--- Records shown ---

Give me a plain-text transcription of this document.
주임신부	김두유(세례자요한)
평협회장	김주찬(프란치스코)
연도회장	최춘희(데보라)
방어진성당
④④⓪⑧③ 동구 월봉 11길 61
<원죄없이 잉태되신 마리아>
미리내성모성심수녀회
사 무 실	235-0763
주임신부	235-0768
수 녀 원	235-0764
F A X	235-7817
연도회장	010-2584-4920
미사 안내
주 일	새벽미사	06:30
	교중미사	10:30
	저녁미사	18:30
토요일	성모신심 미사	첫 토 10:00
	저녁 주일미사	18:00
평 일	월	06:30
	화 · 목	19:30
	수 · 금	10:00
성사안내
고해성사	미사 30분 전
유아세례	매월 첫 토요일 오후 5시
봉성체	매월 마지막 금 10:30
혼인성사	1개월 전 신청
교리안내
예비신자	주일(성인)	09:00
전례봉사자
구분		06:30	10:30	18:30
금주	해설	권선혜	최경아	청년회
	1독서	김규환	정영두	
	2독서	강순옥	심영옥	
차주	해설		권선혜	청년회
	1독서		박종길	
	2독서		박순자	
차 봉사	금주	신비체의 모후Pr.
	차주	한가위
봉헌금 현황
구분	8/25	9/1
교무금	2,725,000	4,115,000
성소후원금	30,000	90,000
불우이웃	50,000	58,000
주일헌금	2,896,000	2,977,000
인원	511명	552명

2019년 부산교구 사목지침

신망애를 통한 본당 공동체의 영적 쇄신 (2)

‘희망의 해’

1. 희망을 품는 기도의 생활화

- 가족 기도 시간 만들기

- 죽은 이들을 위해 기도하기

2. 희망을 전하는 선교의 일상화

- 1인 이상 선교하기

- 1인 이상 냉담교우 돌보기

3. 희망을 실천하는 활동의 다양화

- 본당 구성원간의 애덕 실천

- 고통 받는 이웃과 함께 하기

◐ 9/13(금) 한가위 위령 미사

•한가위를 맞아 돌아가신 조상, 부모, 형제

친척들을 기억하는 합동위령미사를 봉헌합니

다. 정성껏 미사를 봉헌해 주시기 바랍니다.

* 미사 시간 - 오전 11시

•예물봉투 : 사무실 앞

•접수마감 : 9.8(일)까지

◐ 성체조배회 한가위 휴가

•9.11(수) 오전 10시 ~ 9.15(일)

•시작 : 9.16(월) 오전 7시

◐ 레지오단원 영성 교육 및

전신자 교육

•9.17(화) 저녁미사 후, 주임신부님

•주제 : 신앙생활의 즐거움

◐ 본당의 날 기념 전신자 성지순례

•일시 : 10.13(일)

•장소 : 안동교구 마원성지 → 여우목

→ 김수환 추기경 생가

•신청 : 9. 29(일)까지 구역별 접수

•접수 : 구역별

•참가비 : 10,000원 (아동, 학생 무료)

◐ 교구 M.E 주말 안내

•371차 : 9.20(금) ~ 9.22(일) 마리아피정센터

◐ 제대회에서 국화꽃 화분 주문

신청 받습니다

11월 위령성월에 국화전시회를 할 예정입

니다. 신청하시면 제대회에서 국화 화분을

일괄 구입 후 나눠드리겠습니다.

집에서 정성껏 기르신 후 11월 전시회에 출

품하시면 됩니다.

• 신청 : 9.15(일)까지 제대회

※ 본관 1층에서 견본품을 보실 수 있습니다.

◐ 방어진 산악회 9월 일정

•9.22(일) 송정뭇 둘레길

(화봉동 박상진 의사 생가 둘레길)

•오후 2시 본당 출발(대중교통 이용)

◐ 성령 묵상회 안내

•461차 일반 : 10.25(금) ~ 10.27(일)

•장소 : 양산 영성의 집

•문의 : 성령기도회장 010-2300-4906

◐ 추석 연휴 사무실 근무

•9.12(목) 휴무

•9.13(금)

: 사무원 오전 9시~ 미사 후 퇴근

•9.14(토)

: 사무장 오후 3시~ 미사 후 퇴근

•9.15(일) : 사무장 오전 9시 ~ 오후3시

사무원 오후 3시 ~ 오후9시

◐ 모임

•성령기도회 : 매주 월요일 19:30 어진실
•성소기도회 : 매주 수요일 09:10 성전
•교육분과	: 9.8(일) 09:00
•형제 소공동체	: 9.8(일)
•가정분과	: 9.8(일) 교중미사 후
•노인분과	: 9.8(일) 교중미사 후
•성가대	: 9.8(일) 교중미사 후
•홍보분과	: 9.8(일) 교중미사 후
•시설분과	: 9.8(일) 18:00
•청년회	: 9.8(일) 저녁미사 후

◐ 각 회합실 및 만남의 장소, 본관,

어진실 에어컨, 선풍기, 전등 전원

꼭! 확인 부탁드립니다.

---

Task to complete: Give the data again, exactly as it stands.

Output of the task:
Give me a plain-text transcription of this document.
주임신부	김두유(세례자요한)
평협회장	김주찬(프란치스코)
연도회장	최춘희(데보라)
방어진성당
④④⓪⑧③ 동구 월봉 11길 61
<원죄없이 잉태되신 마리아>
미리내성모성심수녀회
사 무 실	235-0763
주임신부	235-0768
수 녀 원	235-0764
F A X	235-7817
연도회장	010-2584-4920
미사 안내
주 일	새벽미사	06:30
	교중미사	10:30
	저녁미사	18:30
토요일	성모신심 미사	첫 토 10:00
	저녁 주일미사	18:00
평 일	월	06:30
	화 · 목	19:30
	수 · 금	10:00
성사안내
고해성사	미사 30분 전
유아세례	매월 첫 토요일 오후 5시
봉성체	매월 마지막 금 10:30
혼인성사	1개월 전 신청
교리안내
예비신자	주일(성인)	09:00
전례봉사자
구분		06:30	10:30	18:30
금주	해설	권선혜	최경아	청년회
	1독서	김규환	정영두	
	2독서	강순옥	심영옥	
차주	해설		권선혜	청년회
	1독서		박종길	
	2독서		박순자	
차 봉사	금주	신비체의 모후Pr.
	차주	한가위
봉헌금 현황
구분	8/25	9/1
교무금	2,725,000	4,115,000
성소후원금	30,000	90,000
불우이웃	50,000	58,000
주일헌금	2,896,000	2,977,000
인원	511명	552명

2019년 부산교구 사목지침

신망애를 통한 본당 공동체의 영적 쇄신 (2)

‘희망의 해’

1. 희망을 품는 기도의 생활화

- 가족 기도 시간 만들기

- 죽은 이들을 위해 기도하기

2. 희망을 전하는 선교의 일상화

- 1인 이상 선교하기

- 1인 이상 냉담교우 돌보기

3. 희망을 실천하는 활동의 다양화

- 본당 구성원간의 애덕 실천

- 고통 받는 이웃과 함께 하기

◐ 9/13(금) 한가위 위령 미사

•한가위를 맞아 돌아가신 조상, 부모, 형제

친척들을 기억하는 합동위령미사를 봉헌합니

다. 정성껏 미사를 봉헌해 주시기 바랍니다.

* 미사 시간 - 오전 11시

•예물봉투 : 사무실 앞

•접수마감 : 9.8(일)까지

◐ 성체조배회 한가위 휴가

•9.11(수) 오전 10시 ~ 9.15(일)

•시작 : 9.16(월) 오전 7시

◐ 레지오단원 영성 교육 및

전신자 교육

•9.17(화) 저녁미사 후, 주임신부님

•주제 : 신앙생활의 즐거움

◐ 본당의 날 기념 전신자 성지순례

•일시 : 10.13(일)

•장소 : 안동교구 마원성지 → 여우목

→ 김수환 추기경 생가

•신청 : 9. 29(일)까지 구역별 접수

•접수 : 구역별

•참가비 : 10,000원 (아동, 학생 무료)

◐ 교구 M.E 주말 안내

•371차 : 9.20(금) ~ 9.22(일) 마리아피정센터

◐ 제대회에서 국화꽃 화분 주문

신청 받습니다

11월 위령성월에 국화전시회를 할 예정입

니다. 신청하시면 제대회에서 국화 화분을

일괄 구입 후 나눠드리겠습니다.

집에서 정성껏 기르신 후 11월 전시회에 출

품하시면 됩니다.

• 신청 : 9.15(일)까지 제대회

※ 본관 1층에서 견본품을 보실 수 있습니다.

◐ 방어진 산악회 9월 일정

•9.22(일) 송정뭇 둘레길

(화봉동 박상진 의사 생가 둘레길)

•오후 2시 본당 출발(대중교통 이용)

◐ 성령 묵상회 안내

•461차 일반 : 10.25(금) ~ 10.27(일)

•장소 : 양산 영성의 집

•문의 : 성령기도회장 010-2300-4906

◐ 추석 연휴 사무실 근무

•9.12(목) 휴무

•9.13(금)

: 사무원 오전 9시~ 미사 후 퇴근

•9.14(토)

: 사무장 오후 3시~ 미사 후 퇴근

•9.15(일) : 사무장 오전 9시 ~ 오후3시

사무원 오후 3시 ~ 오후9시

◐ 모임

•성령기도회 : 매주 월요일 19:30 어진실
•성소기도회 : 매주 수요일 09:10 성전
•교육분과	: 9.8(일) 09:00
•형제 소공동체	: 9.8(일)
•가정분과	: 9.8(일) 교중미사 후
•노인분과	: 9.8(일) 교중미사 후
•성가대	: 9.8(일) 교중미사 후
•홍보분과	: 9.8(일) 교중미사 후
•시설분과	: 9.8(일) 18:00
•청년회	: 9.8(일) 저녁미사 후

◐ 각 회합실 및 만남의 장소, 본관,

어진실 에어컨, 선풍기, 전등 전원

꼭! 확인 부탁드립니다.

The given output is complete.